Data excerpts:
□ □ □ □ □
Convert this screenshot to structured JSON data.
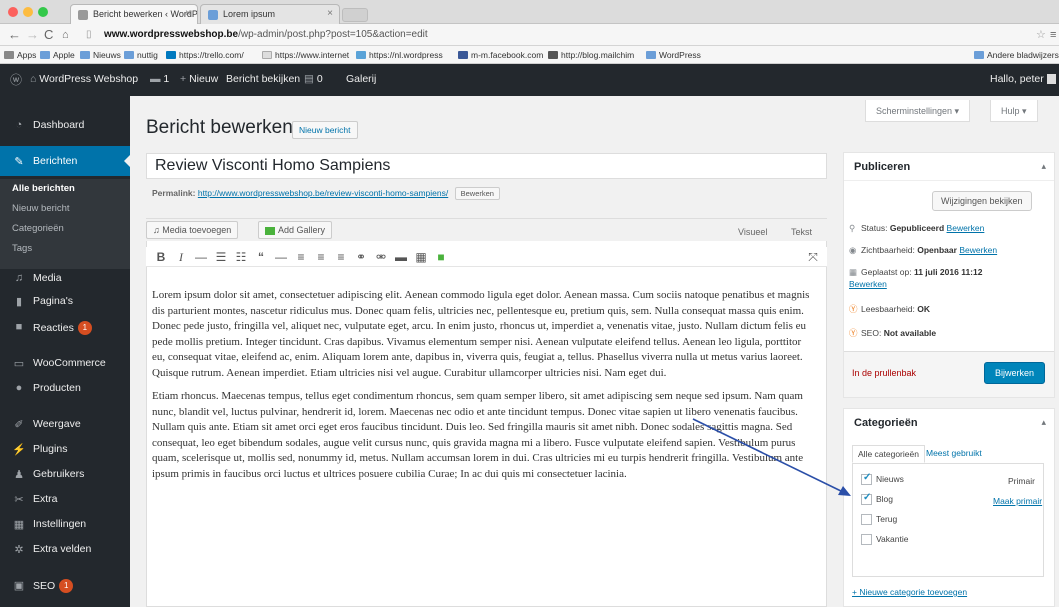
{
  "browser": {
    "tabs": [
      {
        "title": "Bericht bewerken ‹ WordP",
        "active": true
      },
      {
        "title": "Lorem ipsum",
        "active": false
      }
    ],
    "url_host": "www.wordpresswebshop.be",
    "url_path": "/wp-admin/post.php?post=105&action=edit",
    "bookmarks": [
      {
        "label": "Apps",
        "icon": "apps-grid"
      },
      {
        "label": "Apple",
        "icon": "folder"
      },
      {
        "label": "Nieuws",
        "icon": "folder"
      },
      {
        "label": "nuttig",
        "icon": "folder"
      },
      {
        "label": "https://trello.com/",
        "icon": "page"
      },
      {
        "label": "https://www.internet",
        "icon": "page"
      },
      {
        "label": "https://nl.wordpress",
        "icon": "page"
      },
      {
        "label": "m-m.facebook.com",
        "icon": "facebook"
      },
      {
        "label": "http://blog.mailchim",
        "icon": "page"
      },
      {
        "label": "WordPress",
        "icon": "folder"
      }
    ],
    "other_bookmarks": "Andere bladwijzers"
  },
  "adminbar": {
    "site_name": "WordPress Webshop",
    "comments_count": "1",
    "new_label": "Nieuw",
    "view_post": "Bericht bekijken",
    "wc_count": "0",
    "gallery": "Galerij",
    "greeting": "Hallo, peter"
  },
  "sidebar": {
    "items": [
      {
        "label": "Dashboard",
        "icon": "dashboard-icon"
      },
      {
        "label": "Berichten",
        "icon": "pin-icon"
      },
      {
        "label": "Media",
        "icon": "media-icon"
      },
      {
        "label": "Pagina's",
        "icon": "page-icon"
      },
      {
        "label": "Reacties",
        "icon": "comment-icon",
        "badge": "1"
      },
      {
        "label": "WooCommerce",
        "icon": "woo-icon"
      },
      {
        "label": "Producten",
        "icon": "box-icon"
      },
      {
        "label": "Weergave",
        "icon": "brush-icon"
      },
      {
        "label": "Plugins",
        "icon": "plug-icon"
      },
      {
        "label": "Gebruikers",
        "icon": "users-icon"
      },
      {
        "label": "Extra",
        "icon": "wrench-icon"
      },
      {
        "label": "Instellingen",
        "icon": "settings-icon"
      },
      {
        "label": "Extra velden",
        "icon": "gear-icon"
      },
      {
        "label": "SEO",
        "icon": "seo-icon",
        "badge": "1"
      }
    ],
    "submenu": [
      "Alle berichten",
      "Nieuw bericht",
      "Categorieën",
      "Tags"
    ]
  },
  "header": {
    "title": "Bericht bewerken",
    "new_post": "Nieuw bericht",
    "screen_options": "Scherminstellingen ▾",
    "help": "Hulp ▾"
  },
  "post": {
    "title": "Review Visconti Homo Sampiens",
    "permalink_label": "Permalink:",
    "permalink_url": "http://www.wordpresswebshop.be/review-visconti-homo-sampiens/",
    "edit_permalink": "Bewerken",
    "add_media": "Media toevoegen",
    "add_gallery": "Add Gallery",
    "tab_visual": "Visueel",
    "tab_text": "Tekst",
    "paragraphs": [
      "Lorem ipsum dolor sit amet, consectetuer adipiscing elit. Aenean commodo ligula eget dolor. Aenean massa. Cum sociis natoque penatibus et magnis dis parturient montes, nascetur ridiculus mus. Donec quam felis, ultricies nec, pellentesque eu, pretium quis, sem. Nulla consequat massa quis enim. Donec pede justo, fringilla vel, aliquet nec, vulputate eget, arcu. In enim justo, rhoncus ut, imperdiet a, venenatis vitae, justo. Nullam dictum felis eu pede mollis pretium. Integer tincidunt. Cras dapibus. Vivamus elementum semper nisi. Aenean vulputate eleifend tellus. Aenean leo ligula, porttitor eu, consequat vitae, eleifend ac, enim. Aliquam lorem ante, dapibus in, viverra quis, feugiat a, tellus. Phasellus viverra nulla ut metus varius laoreet. Quisque rutrum. Aenean imperdiet. Etiam ultricies nisi vel augue. Curabitur ullamcorper ultricies nisi. Nam eget dui.",
      "Etiam rhoncus. Maecenas tempus, tellus eget condimentum rhoncus, sem quam semper libero, sit amet adipiscing sem neque sed ipsum. Nam quam nunc, blandit vel, luctus pulvinar, hendrerit id, lorem. Maecenas nec odio et ante tincidunt tempus. Donec vitae sapien ut libero venenatis faucibus. Nullam quis ante. Etiam sit amet orci eget eros faucibus tincidunt. Duis leo. Sed fringilla mauris sit amet nibh. Donec sodales sagittis magna. Sed consequat, leo eget bibendum sodales, augue velit cursus nunc, quis gravida magna mi a libero. Fusce vulputate eleifend sapien. Vestibulum purus quam, scelerisque ut, mollis sed, nonummy id, metus. Nullam accumsan lorem in dui. Cras ultricies mi eu turpis hendrerit fringilla. Vestibulum ante ipsum primis in faucibus orci luctus et ultrices posuere cubilia Curae; In ac dui quis mi consectetuer lacinia."
    ]
  },
  "publish": {
    "heading": "Publiceren",
    "preview_changes": "Wijzigingen bekijken",
    "status_label": "Status:",
    "status_value": "Gepubliceerd",
    "visibility_label": "Zichtbaarheid:",
    "visibility_value": "Openbaar",
    "published_label": "Geplaatst op:",
    "published_value": "11 juli 2016 11:12",
    "edit": "Bewerken",
    "readability_label": "Leesbaarheid:",
    "readability_value": "OK",
    "seo_label": "SEO:",
    "seo_value": "Not available",
    "trash": "In de prullenbak",
    "update": "Bijwerken"
  },
  "categories": {
    "heading": "Categorieën",
    "tab_all": "Alle categorieën",
    "tab_popular": "Meest gebruikt",
    "items": [
      {
        "label": "Nieuws",
        "checked": true
      },
      {
        "label": "Blog",
        "checked": true
      },
      {
        "label": "Terug",
        "checked": false
      },
      {
        "label": "Vakantie",
        "checked": false
      }
    ],
    "primary_label": "Primair",
    "make_primary": "Maak primair",
    "add_new": "+ Nieuwe categorie toevoegen"
  },
  "colors": {
    "admin_dark": "#23282d",
    "accent": "#0073aa",
    "primary_button": "#0085ba",
    "annotation_arrow": "#2b4fa8"
  }
}
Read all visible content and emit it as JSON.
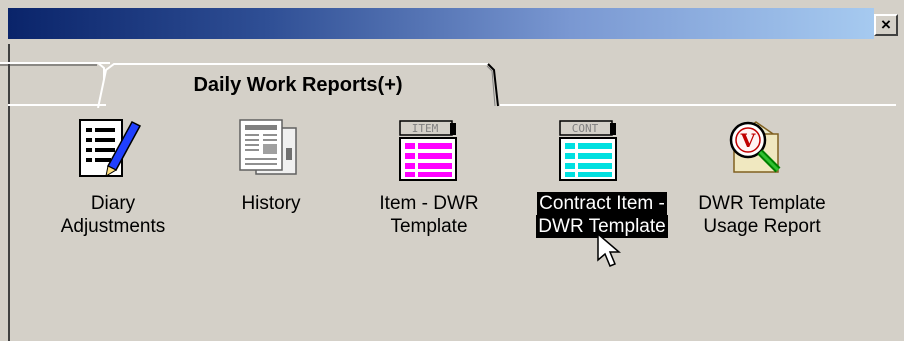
□ □ □ □ □
§ **The problem**: Quote each entry above verbatim and drop the pictures.

§ **Task output**:
Convert this screenshot to structured JSON data.
{
  "browser": {
    "tabs": [
      {
        "title": "Bericht bewerken ‹ WordP",
        "active": true
      },
      {
        "title": "Lorem ipsum",
        "active": false
      }
    ],
    "url_host": "www.wordpresswebshop.be",
    "url_path": "/wp-admin/post.php?post=105&action=edit",
    "bookmarks": [
      {
        "label": "Apps",
        "icon": "apps-grid"
      },
      {
        "label": "Apple",
        "icon": "folder"
      },
      {
        "label": "Nieuws",
        "icon": "folder"
      },
      {
        "label": "nuttig",
        "icon": "folder"
      },
      {
        "label": "https://trello.com/",
        "icon": "page"
      },
      {
        "label": "https://www.internet",
        "icon": "page"
      },
      {
        "label": "https://nl.wordpress",
        "icon": "page"
      },
      {
        "label": "m-m.facebook.com",
        "icon": "facebook"
      },
      {
        "label": "http://blog.mailchim",
        "icon": "page"
      },
      {
        "label": "WordPress",
        "icon": "folder"
      }
    ],
    "other_bookmarks": "Andere bladwijzers"
  },
  "adminbar": {
    "site_name": "WordPress Webshop",
    "comments_count": "1",
    "new_label": "Nieuw",
    "view_post": "Bericht bekijken",
    "wc_count": "0",
    "gallery": "Galerij",
    "greeting": "Hallo, peter"
  },
  "sidebar": {
    "items": [
      {
        "label": "Dashboard",
        "icon": "dashboard-icon"
      },
      {
        "label": "Berichten",
        "icon": "pin-icon"
      },
      {
        "label": "Media",
        "icon": "media-icon"
      },
      {
        "label": "Pagina's",
        "icon": "page-icon"
      },
      {
        "label": "Reacties",
        "icon": "comment-icon",
        "badge": "1"
      },
      {
        "label": "WooCommerce",
        "icon": "woo-icon"
      },
      {
        "label": "Producten",
        "icon": "box-icon"
      },
      {
        "label": "Weergave",
        "icon": "brush-icon"
      },
      {
        "label": "Plugins",
        "icon": "plug-icon"
      },
      {
        "label": "Gebruikers",
        "icon": "users-icon"
      },
      {
        "label": "Extra",
        "icon": "wrench-icon"
      },
      {
        "label": "Instellingen",
        "icon": "settings-icon"
      },
      {
        "label": "Extra velden",
        "icon": "gear-icon"
      },
      {
        "label": "SEO",
        "icon": "seo-icon",
        "badge": "1"
      }
    ],
    "submenu": [
      "Alle berichten",
      "Nieuw bericht",
      "Categorieën",
      "Tags"
    ]
  },
  "header": {
    "title": "Bericht bewerken",
    "new_post": "Nieuw bericht",
    "screen_options": "Scherminstellingen ▾",
    "help": "Hulp ▾"
  },
  "post": {
    "title": "Review Visconti Homo Sampiens",
    "permalink_label": "Permalink:",
    "permalink_url": "http://www.wordpresswebshop.be/review-visconti-homo-sampiens/",
    "edit_permalink": "Bewerken",
    "add_media": "Media toevoegen",
    "add_gallery": "Add Gallery",
    "tab_visual": "Visueel",
    "tab_text": "Tekst",
    "paragraphs": [
      "Lorem ipsum dolor sit amet, consectetuer adipiscing elit. Aenean commodo ligula eget dolor. Aenean massa. Cum sociis natoque penatibus et magnis dis parturient montes, nascetur ridiculus mus. Donec quam felis, ultricies nec, pellentesque eu, pretium quis, sem. Nulla consequat massa quis enim. Donec pede justo, fringilla vel, aliquet nec, vulputate eget, arcu. In enim justo, rhoncus ut, imperdiet a, venenatis vitae, justo. Nullam dictum felis eu pede mollis pretium. Integer tincidunt. Cras dapibus. Vivamus elementum semper nisi. Aenean vulputate eleifend tellus. Aenean leo ligula, porttitor eu, consequat vitae, eleifend ac, enim. Aliquam lorem ante, dapibus in, viverra quis, feugiat a, tellus. Phasellus viverra nulla ut metus varius laoreet. Quisque rutrum. Aenean imperdiet. Etiam ultricies nisi vel augue. Curabitur ullamcorper ultricies nisi. Nam eget dui.",
      "Etiam rhoncus. Maecenas tempus, tellus eget condimentum rhoncus, sem quam semper libero, sit amet adipiscing sem neque sed ipsum. Nam quam nunc, blandit vel, luctus pulvinar, hendrerit id, lorem. Maecenas nec odio et ante tincidunt tempus. Donec vitae sapien ut libero venenatis faucibus. Nullam quis ante. Etiam sit amet orci eget eros faucibus tincidunt. Duis leo. Sed fringilla mauris sit amet nibh. Donec sodales sagittis magna. Sed consequat, leo eget bibendum sodales, augue velit cursus nunc, quis gravida magna mi a libero. Fusce vulputate eleifend sapien. Vestibulum purus quam, scelerisque ut, mollis sed, nonummy id, metus. Nullam accumsan lorem in dui. Cras ultricies mi eu turpis hendrerit fringilla. Vestibulum ante ipsum primis in faucibus orci luctus et ultrices posuere cubilia Curae; In ac dui quis mi consectetuer lacinia."
    ]
  },
  "publish": {
    "heading": "Publiceren",
    "preview_changes": "Wijzigingen bekijken",
    "status_label": "Status:",
    "status_value": "Gepubliceerd",
    "visibility_label": "Zichtbaarheid:",
    "visibility_value": "Openbaar",
    "published_label": "Geplaatst op:",
    "published_value": "11 juli 2016 11:12",
    "edit": "Bewerken",
    "readability_label": "Leesbaarheid:",
    "readability_value": "OK",
    "seo_label": "SEO:",
    "seo_value": "Not available",
    "trash": "In de prullenbak",
    "update": "Bijwerken"
  },
  "categories": {
    "heading": "Categorieën",
    "tab_all": "Alle categorieën",
    "tab_popular": "Meest gebruikt",
    "items": [
      {
        "label": "Nieuws",
        "checked": true
      },
      {
        "label": "Blog",
        "checked": true
      },
      {
        "label": "Terug",
        "checked": false
      },
      {
        "label": "Vakantie",
        "checked": false
      }
    ],
    "primary_label": "Primair",
    "make_primary": "Maak primair",
    "add_new": "+ Nieuwe categorie toevoegen"
  },
  "colors": {
    "admin_dark": "#23282d",
    "accent": "#0073aa",
    "primary_button": "#0085ba",
    "annotation_arrow": "#2b4fa8"
  }
}
Read all visible content and emit it as JSON.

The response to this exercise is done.